* [Given data]:
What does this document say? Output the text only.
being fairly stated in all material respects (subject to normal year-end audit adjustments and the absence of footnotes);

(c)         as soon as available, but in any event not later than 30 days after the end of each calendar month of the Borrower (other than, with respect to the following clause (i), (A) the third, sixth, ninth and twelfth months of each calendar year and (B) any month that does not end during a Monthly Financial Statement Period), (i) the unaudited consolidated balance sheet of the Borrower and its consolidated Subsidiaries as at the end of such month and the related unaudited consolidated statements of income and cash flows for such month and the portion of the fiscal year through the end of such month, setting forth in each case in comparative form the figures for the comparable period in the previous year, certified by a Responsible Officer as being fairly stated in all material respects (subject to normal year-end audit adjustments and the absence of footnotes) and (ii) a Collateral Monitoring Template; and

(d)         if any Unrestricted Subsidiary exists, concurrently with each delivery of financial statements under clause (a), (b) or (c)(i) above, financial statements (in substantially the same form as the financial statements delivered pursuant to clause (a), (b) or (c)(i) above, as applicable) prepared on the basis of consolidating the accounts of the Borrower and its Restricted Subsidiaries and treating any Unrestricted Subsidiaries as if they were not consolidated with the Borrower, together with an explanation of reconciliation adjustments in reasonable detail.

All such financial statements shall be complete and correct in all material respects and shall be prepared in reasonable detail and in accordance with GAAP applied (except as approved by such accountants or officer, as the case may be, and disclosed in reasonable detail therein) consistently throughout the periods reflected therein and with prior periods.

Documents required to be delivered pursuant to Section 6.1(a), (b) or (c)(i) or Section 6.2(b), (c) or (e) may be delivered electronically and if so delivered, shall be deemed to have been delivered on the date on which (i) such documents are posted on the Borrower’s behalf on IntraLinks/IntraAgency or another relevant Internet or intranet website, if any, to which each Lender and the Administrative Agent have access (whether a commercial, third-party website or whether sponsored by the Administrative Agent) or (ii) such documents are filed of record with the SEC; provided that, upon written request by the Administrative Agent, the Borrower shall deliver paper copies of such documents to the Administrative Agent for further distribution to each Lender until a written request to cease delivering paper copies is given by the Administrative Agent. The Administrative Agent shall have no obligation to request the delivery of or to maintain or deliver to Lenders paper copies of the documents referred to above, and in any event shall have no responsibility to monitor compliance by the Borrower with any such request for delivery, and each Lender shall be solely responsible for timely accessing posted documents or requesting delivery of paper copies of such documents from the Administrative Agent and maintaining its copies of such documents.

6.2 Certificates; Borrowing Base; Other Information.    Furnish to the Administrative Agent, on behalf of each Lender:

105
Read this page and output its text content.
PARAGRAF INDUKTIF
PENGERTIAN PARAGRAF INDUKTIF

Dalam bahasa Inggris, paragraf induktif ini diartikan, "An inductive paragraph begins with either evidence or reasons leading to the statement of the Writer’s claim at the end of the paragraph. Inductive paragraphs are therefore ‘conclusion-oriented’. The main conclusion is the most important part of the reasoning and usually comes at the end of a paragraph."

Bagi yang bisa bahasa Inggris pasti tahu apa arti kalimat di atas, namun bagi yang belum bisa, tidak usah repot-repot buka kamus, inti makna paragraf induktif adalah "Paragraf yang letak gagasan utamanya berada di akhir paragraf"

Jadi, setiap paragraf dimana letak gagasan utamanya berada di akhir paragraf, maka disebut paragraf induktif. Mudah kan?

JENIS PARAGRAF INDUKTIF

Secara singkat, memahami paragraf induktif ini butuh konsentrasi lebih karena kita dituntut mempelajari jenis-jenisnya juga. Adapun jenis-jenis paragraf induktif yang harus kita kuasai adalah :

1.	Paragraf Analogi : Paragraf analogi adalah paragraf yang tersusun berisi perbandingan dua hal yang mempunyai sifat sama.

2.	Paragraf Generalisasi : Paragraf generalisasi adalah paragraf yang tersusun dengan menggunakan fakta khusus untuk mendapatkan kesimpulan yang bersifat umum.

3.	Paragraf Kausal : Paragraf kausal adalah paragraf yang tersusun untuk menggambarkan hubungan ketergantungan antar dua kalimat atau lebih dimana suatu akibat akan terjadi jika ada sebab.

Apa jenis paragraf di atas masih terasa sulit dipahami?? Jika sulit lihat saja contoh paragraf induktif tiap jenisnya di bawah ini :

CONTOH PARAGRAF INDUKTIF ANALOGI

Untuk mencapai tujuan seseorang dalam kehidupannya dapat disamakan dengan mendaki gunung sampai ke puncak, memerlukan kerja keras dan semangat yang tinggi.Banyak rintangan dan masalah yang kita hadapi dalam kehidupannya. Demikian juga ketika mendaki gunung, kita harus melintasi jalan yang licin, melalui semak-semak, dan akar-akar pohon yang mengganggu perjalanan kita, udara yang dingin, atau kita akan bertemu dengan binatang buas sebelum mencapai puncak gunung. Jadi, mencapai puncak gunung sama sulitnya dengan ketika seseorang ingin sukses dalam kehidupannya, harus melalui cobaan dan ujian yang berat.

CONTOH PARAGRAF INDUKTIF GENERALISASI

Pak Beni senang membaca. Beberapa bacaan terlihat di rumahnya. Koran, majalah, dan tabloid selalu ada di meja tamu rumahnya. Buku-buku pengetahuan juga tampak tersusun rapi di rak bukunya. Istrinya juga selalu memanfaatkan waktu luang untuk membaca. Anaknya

* [Set problem]: Your task is to retype all of the records exactly.

* [Answer to the problem]:
What does this document say? Output the text only.
being fairly stated in all material respects (subject to normal year-end audit adjustments and the absence of footnotes);

(c)         as soon as available, but in any event not later than 30 days after the end of each calendar month of the Borrower (other than, with respect to the following clause (i), (A) the third, sixth, ninth and twelfth months of each calendar year and (B) any month that does not end during a Monthly Financial Statement Period), (i) the unaudited consolidated balance sheet of the Borrower and its consolidated Subsidiaries as at the end of such month and the related unaudited consolidated statements of income and cash flows for such month and the portion of the fiscal year through the end of such month, setting forth in each case in comparative form the figures for the comparable period in the previous year, certified by a Responsible Officer as being fairly stated in all material respects (subject to normal year-end audit adjustments and the absence of footnotes) and (ii) a Collateral Monitoring Template; and

(d)         if any Unrestricted Subsidiary exists, concurrently with each delivery of financial statements under clause (a), (b) or (c)(i) above, financial statements (in substantially the same form as the financial statements delivered pursuant to clause (a), (b) or (c)(i) above, as applicable) prepared on the basis of consolidating the accounts of the Borrower and its Restricted Subsidiaries and treating any Unrestricted Subsidiaries as if they were not consolidated with the Borrower, together with an explanation of reconciliation adjustments in reasonable detail.

All such financial statements shall be complete and correct in all material respects and shall be prepared in reasonable detail and in accordance with GAAP applied (except as approved by such accountants or officer, as the case may be, and disclosed in reasonable detail therein) consistently throughout the periods reflected therein and with prior periods.

Documents required to be delivered pursuant to Section 6.1(a), (b) or (c)(i) or Section 6.2(b), (c) or (e) may be delivered electronically and if so delivered, shall be deemed to have been delivered on the date on which (i) such documents are posted on the Borrower’s behalf on IntraLinks/IntraAgency or another relevant Internet or intranet website, if any, to which each Lender and the Administrative Agent have access (whether a commercial, third-party website or whether sponsored by the Administrative Agent) or (ii) such documents are filed of record with the SEC; provided that, upon written request by the Administrative Agent, the Borrower shall deliver paper copies of such documents to the Administrative Agent for further distribution to each Lender until a written request to cease delivering paper copies is given by the Administrative Agent. The Administrative Agent shall have no obligation to request the delivery of or to maintain or deliver to Lenders paper copies of the documents referred to above, and in any event shall have no responsibility to monitor compliance by the Borrower with any such request for delivery, and each Lender shall be solely responsible for timely accessing posted documents or requesting delivery of paper copies of such documents from the Administrative Agent and maintaining its copies of such documents.

6.2 Certificates; Borrowing Base; Other Information.    Furnish to the Administrative Agent, on behalf of each Lender:

105
Read this page and output its text content.
PARAGRAF INDUKTIF
PENGERTIAN PARAGRAF INDUKTIF

Dalam bahasa Inggris, paragraf induktif ini diartikan, "An inductive paragraph begins with either evidence or reasons leading to the statement of the Writer’s claim at the end of the paragraph. Inductive paragraphs are therefore ‘conclusion-oriented’. The main conclusion is the most important part of the reasoning and usually comes at the end of a paragraph."

Bagi yang bisa bahasa Inggris pasti tahu apa arti kalimat di atas, namun bagi yang belum bisa, tidak usah repot-repot buka kamus, inti makna paragraf induktif adalah "Paragraf yang letak gagasan utamanya berada di akhir paragraf"

Jadi, setiap paragraf dimana letak gagasan utamanya berada di akhir paragraf, maka disebut paragraf induktif. Mudah kan?

JENIS PARAGRAF INDUKTIF

Secara singkat, memahami paragraf induktif ini butuh konsentrasi lebih karena kita dituntut mempelajari jenis-jenisnya juga. Adapun jenis-jenis paragraf induktif yang harus kita kuasai adalah :

1.	Paragraf Analogi : Paragraf analogi adalah paragraf yang tersusun berisi perbandingan dua hal yang mempunyai sifat sama.

2.	Paragraf Generalisasi : Paragraf generalisasi adalah paragraf yang tersusun dengan menggunakan fakta khusus untuk mendapatkan kesimpulan yang bersifat umum.

3.	Paragraf Kausal : Paragraf kausal adalah paragraf yang tersusun untuk menggambarkan hubungan ketergantungan antar dua kalimat atau lebih dimana suatu akibat akan terjadi jika ada sebab.

Apa jenis paragraf di atas masih terasa sulit dipahami?? Jika sulit lihat saja contoh paragraf induktif tiap jenisnya di bawah ini :

CONTOH PARAGRAF INDUKTIF ANALOGI

Untuk mencapai tujuan seseorang dalam kehidupannya dapat disamakan dengan mendaki gunung sampai ke puncak, memerlukan kerja keras dan semangat yang tinggi.Banyak rintangan dan masalah yang kita hadapi dalam kehidupannya. Demikian juga ketika mendaki gunung, kita harus melintasi jalan yang licin, melalui semak-semak, dan akar-akar pohon yang mengganggu perjalanan kita, udara yang dingin, atau kita akan bertemu dengan binatang buas sebelum mencapai puncak gunung. Jadi, mencapai puncak gunung sama sulitnya dengan ketika seseorang ingin sukses dalam kehidupannya, harus melalui cobaan dan ujian yang berat.

CONTOH PARAGRAF INDUKTIF GENERALISASI

Pak Beni senang membaca. Beberapa bacaan terlihat di rumahnya. Koran, majalah, dan tabloid selalu ada di meja tamu rumahnya. Buku-buku pengetahuan juga tampak tersusun rapi di rak bukunya. Istrinya juga selalu memanfaatkan waktu luang untuk membaca. Anaknya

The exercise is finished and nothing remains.